Exercise requirements: From the entries below, extract every line that includes the word "function".

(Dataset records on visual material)
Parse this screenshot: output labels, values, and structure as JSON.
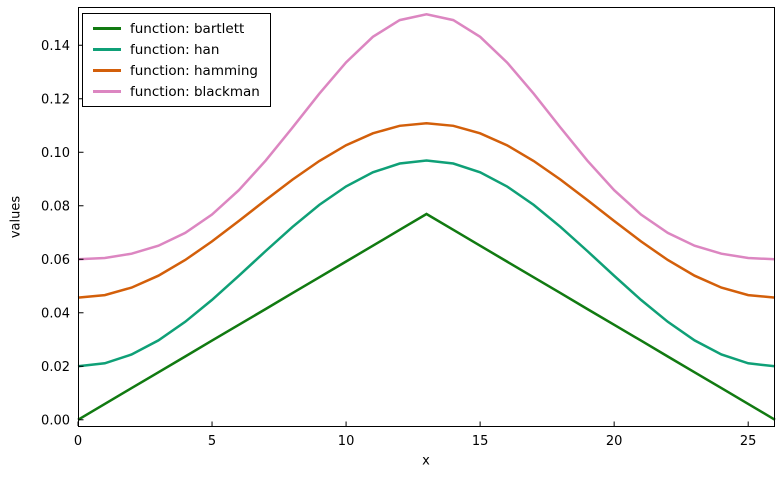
{
  "chart_data": {
    "type": "line",
    "title": "",
    "xlabel": "x",
    "ylabel": "values",
    "grid": false,
    "legend_position": "upper-left",
    "line_width": 2.5,
    "frame_color": "#000000",
    "background_color": "#ffffff",
    "xlim": [
      0,
      26
    ],
    "ylim": [
      -0.0027,
      0.1543
    ],
    "xticks": [
      "0",
      "5",
      "10",
      "15",
      "20",
      "25"
    ],
    "yticks": [
      "0.00",
      "0.02",
      "0.04",
      "0.06",
      "0.08",
      "0.10",
      "0.12",
      "0.14"
    ],
    "x": [
      0,
      1,
      2,
      3,
      4,
      5,
      6,
      7,
      8,
      9,
      10,
      11,
      12,
      13,
      14,
      15,
      16,
      17,
      18,
      19,
      20,
      21,
      22,
      23,
      24,
      25,
      26
    ],
    "series": [
      {
        "name": "function: bartlett",
        "key": "bartlett",
        "color": "#117a11",
        "values": [
          0.0,
          0.005917,
          0.011834,
          0.017751,
          0.023669,
          0.029586,
          0.035503,
          0.04142,
          0.047337,
          0.053254,
          0.059172,
          0.065089,
          0.071006,
          0.076923,
          0.071006,
          0.065089,
          0.059172,
          0.053254,
          0.047337,
          0.04142,
          0.035503,
          0.029586,
          0.023669,
          0.017751,
          0.011834,
          0.005917,
          0.0
        ]
      },
      {
        "name": "function: han",
        "key": "han",
        "color": "#0fa077",
        "values": [
          0.02,
          0.021118,
          0.024406,
          0.029673,
          0.036613,
          0.044823,
          0.053826,
          0.063098,
          0.0721,
          0.08031,
          0.08725,
          0.092518,
          0.095806,
          0.096923,
          0.095806,
          0.092518,
          0.08725,
          0.08031,
          0.0721,
          0.063098,
          0.053826,
          0.044823,
          0.036613,
          0.029673,
          0.024406,
          0.021118,
          0.02
        ]
      },
      {
        "name": "function: hamming",
        "key": "hamming",
        "color": "#d35f0a",
        "values": [
          0.045666,
          0.046612,
          0.049397,
          0.053859,
          0.059737,
          0.066691,
          0.074317,
          0.08217,
          0.089796,
          0.09675,
          0.102629,
          0.10709,
          0.109875,
          0.110822,
          0.109875,
          0.10709,
          0.102629,
          0.09675,
          0.089796,
          0.08217,
          0.074317,
          0.066691,
          0.059737,
          0.053859,
          0.049397,
          0.046612,
          0.045666
        ]
      },
      {
        "name": "function: blackman",
        "key": "blackman",
        "color": "#dc86c1",
        "values": [
          0.06,
          0.060491,
          0.06208,
          0.065072,
          0.069853,
          0.076741,
          0.085829,
          0.096868,
          0.109215,
          0.121874,
          0.133617,
          0.143166,
          0.149405,
          0.151575,
          0.149405,
          0.143166,
          0.133617,
          0.121874,
          0.109215,
          0.096868,
          0.085829,
          0.076741,
          0.069853,
          0.065072,
          0.06208,
          0.060491,
          0.06
        ]
      }
    ]
  }
}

Solved exercise:
        "name": "function: bartlett",
        "name": "function: han",
        "name": "function: hamming",
        "name": "function: blackman",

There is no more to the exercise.